EXERCISE PROMPT
Reproduce the listing that follows with no differences at all.

Part of a data file
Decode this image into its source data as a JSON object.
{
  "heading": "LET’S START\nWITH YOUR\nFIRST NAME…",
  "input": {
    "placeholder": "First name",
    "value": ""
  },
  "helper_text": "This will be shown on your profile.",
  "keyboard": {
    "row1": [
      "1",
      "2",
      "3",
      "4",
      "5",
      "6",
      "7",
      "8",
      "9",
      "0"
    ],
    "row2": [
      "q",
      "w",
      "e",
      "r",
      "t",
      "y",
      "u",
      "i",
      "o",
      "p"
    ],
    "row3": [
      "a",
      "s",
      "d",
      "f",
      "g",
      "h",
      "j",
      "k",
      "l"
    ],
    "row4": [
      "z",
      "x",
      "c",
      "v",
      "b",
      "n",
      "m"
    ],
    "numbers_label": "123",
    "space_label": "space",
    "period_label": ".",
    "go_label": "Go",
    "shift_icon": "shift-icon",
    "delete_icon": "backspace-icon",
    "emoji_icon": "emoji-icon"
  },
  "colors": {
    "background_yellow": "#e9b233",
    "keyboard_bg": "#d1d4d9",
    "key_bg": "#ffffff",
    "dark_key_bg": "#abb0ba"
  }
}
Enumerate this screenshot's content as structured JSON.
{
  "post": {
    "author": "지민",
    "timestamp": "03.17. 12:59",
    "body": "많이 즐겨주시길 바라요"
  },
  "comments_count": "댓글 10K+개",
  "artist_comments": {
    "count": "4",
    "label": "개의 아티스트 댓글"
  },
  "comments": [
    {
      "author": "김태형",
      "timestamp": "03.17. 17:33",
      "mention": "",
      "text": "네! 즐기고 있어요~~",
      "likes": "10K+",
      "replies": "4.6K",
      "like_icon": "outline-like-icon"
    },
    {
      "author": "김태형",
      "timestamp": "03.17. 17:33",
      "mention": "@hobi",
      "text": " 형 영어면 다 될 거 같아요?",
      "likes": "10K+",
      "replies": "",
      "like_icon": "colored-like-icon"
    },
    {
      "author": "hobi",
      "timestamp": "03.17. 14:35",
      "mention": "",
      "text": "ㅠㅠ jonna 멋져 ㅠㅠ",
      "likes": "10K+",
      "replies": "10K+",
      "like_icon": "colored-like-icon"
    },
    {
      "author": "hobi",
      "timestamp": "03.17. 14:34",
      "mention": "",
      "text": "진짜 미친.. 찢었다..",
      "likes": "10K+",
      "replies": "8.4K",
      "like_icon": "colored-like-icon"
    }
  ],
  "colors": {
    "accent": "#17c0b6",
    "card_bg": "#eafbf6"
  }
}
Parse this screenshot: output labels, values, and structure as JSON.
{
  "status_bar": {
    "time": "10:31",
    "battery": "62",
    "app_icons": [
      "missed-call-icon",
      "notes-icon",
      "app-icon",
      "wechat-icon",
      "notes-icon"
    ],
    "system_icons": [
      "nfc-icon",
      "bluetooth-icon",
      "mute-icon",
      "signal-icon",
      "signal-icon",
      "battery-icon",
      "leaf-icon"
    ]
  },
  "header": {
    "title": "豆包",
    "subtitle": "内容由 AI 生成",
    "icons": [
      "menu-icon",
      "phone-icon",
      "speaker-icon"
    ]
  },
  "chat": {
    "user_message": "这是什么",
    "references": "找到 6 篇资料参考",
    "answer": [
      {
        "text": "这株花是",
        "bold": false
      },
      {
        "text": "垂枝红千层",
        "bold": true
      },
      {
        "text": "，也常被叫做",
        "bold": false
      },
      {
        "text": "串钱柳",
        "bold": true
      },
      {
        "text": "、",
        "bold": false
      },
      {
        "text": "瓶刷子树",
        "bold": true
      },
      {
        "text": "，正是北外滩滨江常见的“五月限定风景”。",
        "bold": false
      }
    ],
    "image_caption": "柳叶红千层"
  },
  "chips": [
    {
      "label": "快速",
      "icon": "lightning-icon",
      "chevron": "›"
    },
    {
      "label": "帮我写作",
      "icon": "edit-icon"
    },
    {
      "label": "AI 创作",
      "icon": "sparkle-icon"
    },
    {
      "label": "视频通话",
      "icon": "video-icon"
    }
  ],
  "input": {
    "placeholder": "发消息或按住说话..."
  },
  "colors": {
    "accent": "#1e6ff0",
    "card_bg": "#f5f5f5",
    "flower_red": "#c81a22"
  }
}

RESULT OF THIS TASK
Decode this image into its source data as a JSON object.
{
  "heading": "LET’S START\nWITH YOUR\nFIRST NAME…",
  "input": {
    "placeholder": "First name",
    "value": ""
  },
  "helper_text": "This will be shown on your profile.",
  "keyboard": {
    "row1": [
      "1",
      "2",
      "3",
      "4",
      "5",
      "6",
      "7",
      "8",
      "9",
      "0"
    ],
    "row2": [
      "q",
      "w",
      "e",
      "r",
      "t",
      "y",
      "u",
      "i",
      "o",
      "p"
    ],
    "row3": [
      "a",
      "s",
      "d",
      "f",
      "g",
      "h",
      "j",
      "k",
      "l"
    ],
    "row4": [
      "z",
      "x",
      "c",
      "v",
      "b",
      "n",
      "m"
    ],
    "numbers_label": "123",
    "space_label": "space",
    "period_label": ".",
    "go_label": "Go",
    "shift_icon": "shift-icon",
    "delete_icon": "backspace-icon",
    "emoji_icon": "emoji-icon"
  },
  "colors": {
    "background_yellow": "#e9b233",
    "keyboard_bg": "#d1d4d9",
    "key_bg": "#ffffff",
    "dark_key_bg": "#abb0ba"
  }
}
Enumerate this screenshot's content as structured JSON.
{
  "post": {
    "author": "지민",
    "timestamp": "03.17. 12:59",
    "body": "많이 즐겨주시길 바라요"
  },
  "comments_count": "댓글 10K+개",
  "artist_comments": {
    "count": "4",
    "label": "개의 아티스트 댓글"
  },
  "comments": [
    {
      "author": "김태형",
      "timestamp": "03.17. 17:33",
      "mention": "",
      "text": "네! 즐기고 있어요~~",
      "likes": "10K+",
      "replies": "4.6K",
      "like_icon": "outline-like-icon"
    },
    {
      "author": "김태형",
      "timestamp": "03.17. 17:33",
      "mention": "@hobi",
      "text": " 형 영어면 다 될 거 같아요?",
      "likes": "10K+",
      "replies": "",
      "like_icon": "colored-like-icon"
    },
    {
      "author": "hobi",
      "timestamp": "03.17. 14:35",
      "mention": "",
      "text": "ㅠㅠ jonna 멋져 ㅠㅠ",
      "likes": "10K+",
      "replies": "10K+",
      "like_icon": "colored-like-icon"
    },
    {
      "author": "hobi",
      "timestamp": "03.17. 14:34",
      "mention": "",
      "text": "진짜 미친.. 찢었다..",
      "likes": "10K+",
      "replies": "8.4K",
      "like_icon": "colored-like-icon"
    }
  ],
  "colors": {
    "accent": "#17c0b6",
    "card_bg": "#eafbf6"
  }
}
Parse this screenshot: output labels, values, and structure as JSON.
{
  "status_bar": {
    "time": "10:31",
    "battery": "62",
    "app_icons": [
      "missed-call-icon",
      "notes-icon",
      "app-icon",
      "wechat-icon",
      "notes-icon"
    ],
    "system_icons": [
      "nfc-icon",
      "bluetooth-icon",
      "mute-icon",
      "signal-icon",
      "signal-icon",
      "battery-icon",
      "leaf-icon"
    ]
  },
  "header": {
    "title": "豆包",
    "subtitle": "内容由 AI 生成",
    "icons": [
      "menu-icon",
      "phone-icon",
      "speaker-icon"
    ]
  },
  "chat": {
    "user_message": "这是什么",
    "references": "找到 6 篇资料参考",
    "answer": [
      {
        "text": "这株花是",
        "bold": false
      },
      {
        "text": "垂枝红千层",
        "bold": true
      },
      {
        "text": "，也常被叫做",
        "bold": false
      },
      {
        "text": "串钱柳",
        "bold": true
      },
      {
        "text": "、",
        "bold": false
      },
      {
        "text": "瓶刷子树",
        "bold": true
      },
      {
        "text": "，正是北外滩滨江常见的“五月限定风景”。",
        "bold": false
      }
    ],
    "image_caption": "柳叶红千层"
  },
  "chips": [
    {
      "label": "快速",
      "icon": "lightning-icon",
      "chevron": "›"
    },
    {
      "label": "帮我写作",
      "icon": "edit-icon"
    },
    {
      "label": "AI 创作",
      "icon": "sparkle-icon"
    },
    {
      "label": "视频通话",
      "icon": "video-icon"
    }
  ],
  "input": {
    "placeholder": "发消息或按住说话..."
  },
  "colors": {
    "accent": "#1e6ff0",
    "card_bg": "#f5f5f5",
    "flower_red": "#c81a22"
  }
}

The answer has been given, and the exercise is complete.